(Figure contents as structured data)
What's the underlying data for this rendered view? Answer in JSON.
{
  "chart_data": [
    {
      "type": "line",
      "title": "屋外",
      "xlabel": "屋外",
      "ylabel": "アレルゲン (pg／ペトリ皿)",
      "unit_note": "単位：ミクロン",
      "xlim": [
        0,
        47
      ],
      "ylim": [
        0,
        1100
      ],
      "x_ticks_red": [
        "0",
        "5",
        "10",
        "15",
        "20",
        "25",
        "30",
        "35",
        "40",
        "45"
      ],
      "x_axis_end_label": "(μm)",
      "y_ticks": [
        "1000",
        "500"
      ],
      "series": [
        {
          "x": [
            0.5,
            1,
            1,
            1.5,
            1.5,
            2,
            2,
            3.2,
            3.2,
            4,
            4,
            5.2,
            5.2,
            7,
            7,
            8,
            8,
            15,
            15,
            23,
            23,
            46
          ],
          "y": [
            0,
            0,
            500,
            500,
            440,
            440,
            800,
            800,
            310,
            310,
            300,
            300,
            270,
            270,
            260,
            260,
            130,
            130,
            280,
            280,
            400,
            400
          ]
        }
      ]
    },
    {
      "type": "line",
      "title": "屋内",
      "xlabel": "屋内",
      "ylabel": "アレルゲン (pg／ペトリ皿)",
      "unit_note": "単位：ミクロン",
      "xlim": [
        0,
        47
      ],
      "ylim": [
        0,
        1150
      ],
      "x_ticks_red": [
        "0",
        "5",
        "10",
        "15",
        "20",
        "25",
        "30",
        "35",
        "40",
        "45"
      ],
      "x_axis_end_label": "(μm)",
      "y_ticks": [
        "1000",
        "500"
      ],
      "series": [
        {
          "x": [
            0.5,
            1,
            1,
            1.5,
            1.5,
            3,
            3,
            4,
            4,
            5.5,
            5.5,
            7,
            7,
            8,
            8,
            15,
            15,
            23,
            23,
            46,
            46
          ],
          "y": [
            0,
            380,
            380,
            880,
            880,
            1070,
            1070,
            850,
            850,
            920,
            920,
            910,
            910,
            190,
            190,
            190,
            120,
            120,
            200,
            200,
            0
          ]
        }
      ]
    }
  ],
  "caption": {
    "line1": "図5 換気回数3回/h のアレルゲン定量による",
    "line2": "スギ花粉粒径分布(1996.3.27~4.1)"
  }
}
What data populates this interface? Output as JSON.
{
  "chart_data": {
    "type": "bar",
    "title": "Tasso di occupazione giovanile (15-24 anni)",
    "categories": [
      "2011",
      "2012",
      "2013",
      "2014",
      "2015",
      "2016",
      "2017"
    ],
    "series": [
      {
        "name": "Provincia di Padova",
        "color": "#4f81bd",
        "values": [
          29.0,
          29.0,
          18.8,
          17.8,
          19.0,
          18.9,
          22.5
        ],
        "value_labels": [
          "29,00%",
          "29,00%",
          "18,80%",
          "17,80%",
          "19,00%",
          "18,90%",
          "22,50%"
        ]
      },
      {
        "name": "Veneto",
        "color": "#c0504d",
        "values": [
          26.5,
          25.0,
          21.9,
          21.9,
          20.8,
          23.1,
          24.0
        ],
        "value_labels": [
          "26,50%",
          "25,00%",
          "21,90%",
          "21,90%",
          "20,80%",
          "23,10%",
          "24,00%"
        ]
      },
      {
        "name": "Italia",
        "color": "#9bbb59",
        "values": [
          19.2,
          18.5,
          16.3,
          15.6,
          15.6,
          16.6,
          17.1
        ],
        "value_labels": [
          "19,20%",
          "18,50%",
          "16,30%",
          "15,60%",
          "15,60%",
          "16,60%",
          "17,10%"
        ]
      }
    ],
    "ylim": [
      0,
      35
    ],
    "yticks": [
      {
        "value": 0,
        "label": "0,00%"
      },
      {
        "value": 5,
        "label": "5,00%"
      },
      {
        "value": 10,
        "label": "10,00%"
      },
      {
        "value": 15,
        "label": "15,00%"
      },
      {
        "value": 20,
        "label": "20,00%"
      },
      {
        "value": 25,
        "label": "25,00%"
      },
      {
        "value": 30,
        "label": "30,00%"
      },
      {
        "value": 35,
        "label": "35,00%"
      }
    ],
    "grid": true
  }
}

§ AIM OF THE EXERCISE
Reproduce the data shown above exactly.

§ WORKED ANSWER
What's the underlying data for this rendered view? Answer in JSON.
{
  "chart_data": [
    {
      "type": "line",
      "title": "屋外",
      "xlabel": "屋外",
      "ylabel": "アレルゲン (pg／ペトリ皿)",
      "unit_note": "単位：ミクロン",
      "xlim": [
        0,
        47
      ],
      "ylim": [
        0,
        1100
      ],
      "x_ticks_red": [
        "0",
        "5",
        "10",
        "15",
        "20",
        "25",
        "30",
        "35",
        "40",
        "45"
      ],
      "x_axis_end_label": "(μm)",
      "y_ticks": [
        "1000",
        "500"
      ],
      "series": [
        {
          "x": [
            0.5,
            1,
            1,
            1.5,
            1.5,
            2,
            2,
            3.2,
            3.2,
            4,
            4,
            5.2,
            5.2,
            7,
            7,
            8,
            8,
            15,
            15,
            23,
            23,
            46
          ],
          "y": [
            0,
            0,
            500,
            500,
            440,
            440,
            800,
            800,
            310,
            310,
            300,
            300,
            270,
            270,
            260,
            260,
            130,
            130,
            280,
            280,
            400,
            400
          ]
        }
      ]
    },
    {
      "type": "line",
      "title": "屋内",
      "xlabel": "屋内",
      "ylabel": "アレルゲン (pg／ペトリ皿)",
      "unit_note": "単位：ミクロン",
      "xlim": [
        0,
        47
      ],
      "ylim": [
        0,
        1150
      ],
      "x_ticks_red": [
        "0",
        "5",
        "10",
        "15",
        "20",
        "25",
        "30",
        "35",
        "40",
        "45"
      ],
      "x_axis_end_label": "(μm)",
      "y_ticks": [
        "1000",
        "500"
      ],
      "series": [
        {
          "x": [
            0.5,
            1,
            1,
            1.5,
            1.5,
            3,
            3,
            4,
            4,
            5.5,
            5.5,
            7,
            7,
            8,
            8,
            15,
            15,
            23,
            23,
            46,
            46
          ],
          "y": [
            0,
            380,
            380,
            880,
            880,
            1070,
            1070,
            850,
            850,
            920,
            920,
            910,
            910,
            190,
            190,
            190,
            120,
            120,
            200,
            200,
            0
          ]
        }
      ]
    }
  ],
  "caption": {
    "line1": "図5 換気回数3回/h のアレルゲン定量による",
    "line2": "スギ花粉粒径分布(1996.3.27~4.1)"
  }
}
What data populates this interface? Output as JSON.
{
  "chart_data": {
    "type": "bar",
    "title": "Tasso di occupazione giovanile (15-24 anni)",
    "categories": [
      "2011",
      "2012",
      "2013",
      "2014",
      "2015",
      "2016",
      "2017"
    ],
    "series": [
      {
        "name": "Provincia di Padova",
        "color": "#4f81bd",
        "values": [
          29.0,
          29.0,
          18.8,
          17.8,
          19.0,
          18.9,
          22.5
        ],
        "value_labels": [
          "29,00%",
          "29,00%",
          "18,80%",
          "17,80%",
          "19,00%",
          "18,90%",
          "22,50%"
        ]
      },
      {
        "name": "Veneto",
        "color": "#c0504d",
        "values": [
          26.5,
          25.0,
          21.9,
          21.9,
          20.8,
          23.1,
          24.0
        ],
        "value_labels": [
          "26,50%",
          "25,00%",
          "21,90%",
          "21,90%",
          "20,80%",
          "23,10%",
          "24,00%"
        ]
      },
      {
        "name": "Italia",
        "color": "#9bbb59",
        "values": [
          19.2,
          18.5,
          16.3,
          15.6,
          15.6,
          16.6,
          17.1
        ],
        "value_labels": [
          "19,20%",
          "18,50%",
          "16,30%",
          "15,60%",
          "15,60%",
          "16,60%",
          "17,10%"
        ]
      }
    ],
    "ylim": [
      0,
      35
    ],
    "yticks": [
      {
        "value": 0,
        "label": "0,00%"
      },
      {
        "value": 5,
        "label": "5,00%"
      },
      {
        "value": 10,
        "label": "10,00%"
      },
      {
        "value": 15,
        "label": "15,00%"
      },
      {
        "value": 20,
        "label": "20,00%"
      },
      {
        "value": 25,
        "label": "25,00%"
      },
      {
        "value": 30,
        "label": "30,00%"
      },
      {
        "value": 35,
        "label": "35,00%"
      }
    ],
    "grid": true
  }
}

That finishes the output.